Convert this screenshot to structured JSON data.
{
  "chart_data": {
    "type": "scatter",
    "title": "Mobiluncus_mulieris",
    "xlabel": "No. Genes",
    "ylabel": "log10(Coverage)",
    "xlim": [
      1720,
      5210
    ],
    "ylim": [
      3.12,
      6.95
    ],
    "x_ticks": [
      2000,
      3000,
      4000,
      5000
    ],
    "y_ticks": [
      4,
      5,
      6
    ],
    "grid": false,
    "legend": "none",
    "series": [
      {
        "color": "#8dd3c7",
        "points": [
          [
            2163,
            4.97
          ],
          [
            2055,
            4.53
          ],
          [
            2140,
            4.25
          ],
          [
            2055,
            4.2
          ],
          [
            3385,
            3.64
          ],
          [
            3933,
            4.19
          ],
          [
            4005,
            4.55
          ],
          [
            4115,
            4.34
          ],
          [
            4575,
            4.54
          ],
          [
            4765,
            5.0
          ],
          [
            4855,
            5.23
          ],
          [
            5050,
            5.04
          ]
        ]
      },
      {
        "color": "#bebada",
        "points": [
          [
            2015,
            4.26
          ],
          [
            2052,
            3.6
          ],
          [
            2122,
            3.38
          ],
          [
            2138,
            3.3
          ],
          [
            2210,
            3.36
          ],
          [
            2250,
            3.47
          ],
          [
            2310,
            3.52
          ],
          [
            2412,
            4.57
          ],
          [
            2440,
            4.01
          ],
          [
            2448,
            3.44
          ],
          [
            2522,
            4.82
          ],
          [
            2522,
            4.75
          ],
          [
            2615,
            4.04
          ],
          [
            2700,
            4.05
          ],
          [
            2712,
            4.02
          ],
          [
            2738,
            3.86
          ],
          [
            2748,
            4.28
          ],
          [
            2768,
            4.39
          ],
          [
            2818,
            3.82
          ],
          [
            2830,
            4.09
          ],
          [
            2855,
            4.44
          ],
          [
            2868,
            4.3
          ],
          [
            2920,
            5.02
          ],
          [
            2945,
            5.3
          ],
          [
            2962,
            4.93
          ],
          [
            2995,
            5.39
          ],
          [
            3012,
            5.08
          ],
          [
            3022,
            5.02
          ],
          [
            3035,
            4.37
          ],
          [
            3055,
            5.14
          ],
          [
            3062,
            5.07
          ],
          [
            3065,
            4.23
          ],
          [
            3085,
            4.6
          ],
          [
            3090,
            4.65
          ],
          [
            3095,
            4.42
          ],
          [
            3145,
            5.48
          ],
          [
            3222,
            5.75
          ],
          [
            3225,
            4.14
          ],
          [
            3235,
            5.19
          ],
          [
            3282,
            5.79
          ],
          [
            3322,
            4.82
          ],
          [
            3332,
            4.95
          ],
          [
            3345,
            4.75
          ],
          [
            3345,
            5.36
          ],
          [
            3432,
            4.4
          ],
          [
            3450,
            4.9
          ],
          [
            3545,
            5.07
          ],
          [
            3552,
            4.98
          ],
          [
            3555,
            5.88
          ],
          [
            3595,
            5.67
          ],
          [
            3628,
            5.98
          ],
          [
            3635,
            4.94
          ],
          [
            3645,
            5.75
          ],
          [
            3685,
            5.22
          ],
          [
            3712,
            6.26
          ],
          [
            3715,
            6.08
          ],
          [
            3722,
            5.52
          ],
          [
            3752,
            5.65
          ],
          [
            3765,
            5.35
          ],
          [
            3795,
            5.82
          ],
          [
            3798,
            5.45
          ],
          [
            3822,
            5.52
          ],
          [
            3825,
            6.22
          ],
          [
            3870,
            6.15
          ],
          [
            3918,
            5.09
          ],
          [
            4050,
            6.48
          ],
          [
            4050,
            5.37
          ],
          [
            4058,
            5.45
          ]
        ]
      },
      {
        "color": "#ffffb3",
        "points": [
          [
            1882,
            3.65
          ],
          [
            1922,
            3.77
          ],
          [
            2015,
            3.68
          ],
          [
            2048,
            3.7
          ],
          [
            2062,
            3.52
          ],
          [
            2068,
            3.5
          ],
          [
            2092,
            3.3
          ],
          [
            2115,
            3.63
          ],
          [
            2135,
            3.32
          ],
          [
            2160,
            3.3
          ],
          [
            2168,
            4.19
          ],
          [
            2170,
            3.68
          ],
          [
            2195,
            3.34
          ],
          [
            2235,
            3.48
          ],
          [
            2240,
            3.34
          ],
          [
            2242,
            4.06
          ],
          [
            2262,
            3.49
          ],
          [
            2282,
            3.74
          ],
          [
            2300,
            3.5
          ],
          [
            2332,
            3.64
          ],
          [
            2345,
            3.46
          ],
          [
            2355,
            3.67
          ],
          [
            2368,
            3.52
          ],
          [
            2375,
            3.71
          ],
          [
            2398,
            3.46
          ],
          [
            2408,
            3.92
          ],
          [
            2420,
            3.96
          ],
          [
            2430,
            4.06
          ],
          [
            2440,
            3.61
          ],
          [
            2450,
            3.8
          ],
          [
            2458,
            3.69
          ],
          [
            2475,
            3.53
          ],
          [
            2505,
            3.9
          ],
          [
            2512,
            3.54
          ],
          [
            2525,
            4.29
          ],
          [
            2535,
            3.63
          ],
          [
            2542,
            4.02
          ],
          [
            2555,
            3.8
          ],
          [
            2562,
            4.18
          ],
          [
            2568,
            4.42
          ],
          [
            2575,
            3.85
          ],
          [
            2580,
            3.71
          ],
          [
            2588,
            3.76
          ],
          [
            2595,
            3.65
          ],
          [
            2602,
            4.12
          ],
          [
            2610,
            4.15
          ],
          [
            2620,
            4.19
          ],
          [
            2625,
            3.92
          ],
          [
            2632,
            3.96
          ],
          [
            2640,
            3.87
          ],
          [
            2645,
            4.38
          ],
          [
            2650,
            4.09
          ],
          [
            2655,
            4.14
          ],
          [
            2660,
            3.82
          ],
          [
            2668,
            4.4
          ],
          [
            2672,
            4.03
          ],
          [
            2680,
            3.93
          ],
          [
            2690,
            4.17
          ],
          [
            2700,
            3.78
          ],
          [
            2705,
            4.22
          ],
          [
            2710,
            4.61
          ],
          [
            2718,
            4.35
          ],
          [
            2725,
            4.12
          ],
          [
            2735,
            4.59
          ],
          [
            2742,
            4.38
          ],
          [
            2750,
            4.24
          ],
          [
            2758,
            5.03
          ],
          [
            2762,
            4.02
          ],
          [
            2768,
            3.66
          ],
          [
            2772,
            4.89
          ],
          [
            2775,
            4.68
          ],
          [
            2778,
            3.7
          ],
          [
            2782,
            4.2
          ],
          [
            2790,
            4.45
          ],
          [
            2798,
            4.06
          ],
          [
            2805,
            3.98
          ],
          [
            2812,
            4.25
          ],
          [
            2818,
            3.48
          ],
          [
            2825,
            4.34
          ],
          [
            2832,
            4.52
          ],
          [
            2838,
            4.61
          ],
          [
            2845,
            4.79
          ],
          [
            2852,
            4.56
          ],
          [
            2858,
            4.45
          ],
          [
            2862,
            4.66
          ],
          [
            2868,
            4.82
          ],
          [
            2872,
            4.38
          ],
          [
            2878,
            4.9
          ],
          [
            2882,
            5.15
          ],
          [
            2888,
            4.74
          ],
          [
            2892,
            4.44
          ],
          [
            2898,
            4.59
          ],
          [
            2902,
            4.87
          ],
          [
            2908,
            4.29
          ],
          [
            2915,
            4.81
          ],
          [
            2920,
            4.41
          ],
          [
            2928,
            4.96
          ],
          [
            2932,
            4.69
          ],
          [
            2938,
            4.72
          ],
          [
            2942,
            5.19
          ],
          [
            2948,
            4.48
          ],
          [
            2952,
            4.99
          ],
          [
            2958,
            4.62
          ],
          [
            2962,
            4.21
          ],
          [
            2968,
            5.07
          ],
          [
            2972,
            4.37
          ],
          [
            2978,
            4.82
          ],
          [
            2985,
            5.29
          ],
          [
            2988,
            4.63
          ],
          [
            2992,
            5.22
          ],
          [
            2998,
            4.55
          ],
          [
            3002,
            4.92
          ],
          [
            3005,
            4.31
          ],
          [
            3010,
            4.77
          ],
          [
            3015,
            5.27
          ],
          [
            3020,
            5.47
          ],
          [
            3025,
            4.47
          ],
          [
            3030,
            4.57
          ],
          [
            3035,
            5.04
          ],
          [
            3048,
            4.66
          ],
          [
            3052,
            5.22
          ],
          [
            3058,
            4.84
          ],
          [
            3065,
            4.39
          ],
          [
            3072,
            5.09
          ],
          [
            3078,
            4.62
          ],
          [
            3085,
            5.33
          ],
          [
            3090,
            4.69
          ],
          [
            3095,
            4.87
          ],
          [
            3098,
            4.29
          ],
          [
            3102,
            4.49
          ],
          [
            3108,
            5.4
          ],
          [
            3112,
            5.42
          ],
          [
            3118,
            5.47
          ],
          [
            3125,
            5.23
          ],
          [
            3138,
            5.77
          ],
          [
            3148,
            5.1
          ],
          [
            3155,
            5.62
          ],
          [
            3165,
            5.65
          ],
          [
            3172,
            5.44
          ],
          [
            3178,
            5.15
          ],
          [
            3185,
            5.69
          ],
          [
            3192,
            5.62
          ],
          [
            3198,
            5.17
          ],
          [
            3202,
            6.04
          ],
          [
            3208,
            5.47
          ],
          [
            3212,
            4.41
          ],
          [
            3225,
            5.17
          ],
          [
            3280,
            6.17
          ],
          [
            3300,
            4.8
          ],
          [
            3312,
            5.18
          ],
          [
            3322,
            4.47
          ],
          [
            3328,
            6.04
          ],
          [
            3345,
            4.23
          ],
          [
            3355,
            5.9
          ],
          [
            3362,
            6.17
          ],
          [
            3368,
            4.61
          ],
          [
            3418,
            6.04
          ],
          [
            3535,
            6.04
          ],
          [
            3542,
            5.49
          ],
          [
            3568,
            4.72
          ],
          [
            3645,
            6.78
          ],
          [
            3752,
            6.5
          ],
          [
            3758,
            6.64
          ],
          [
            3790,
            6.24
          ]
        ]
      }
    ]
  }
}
======
## [TASK REQUIREMENTS]
Pull every line containing the word "color" out of the material and copy it.

## [ANSWER]
        "color": "#8dd3c7",
        "color": "#bebada",
        "color": "#ffffb3",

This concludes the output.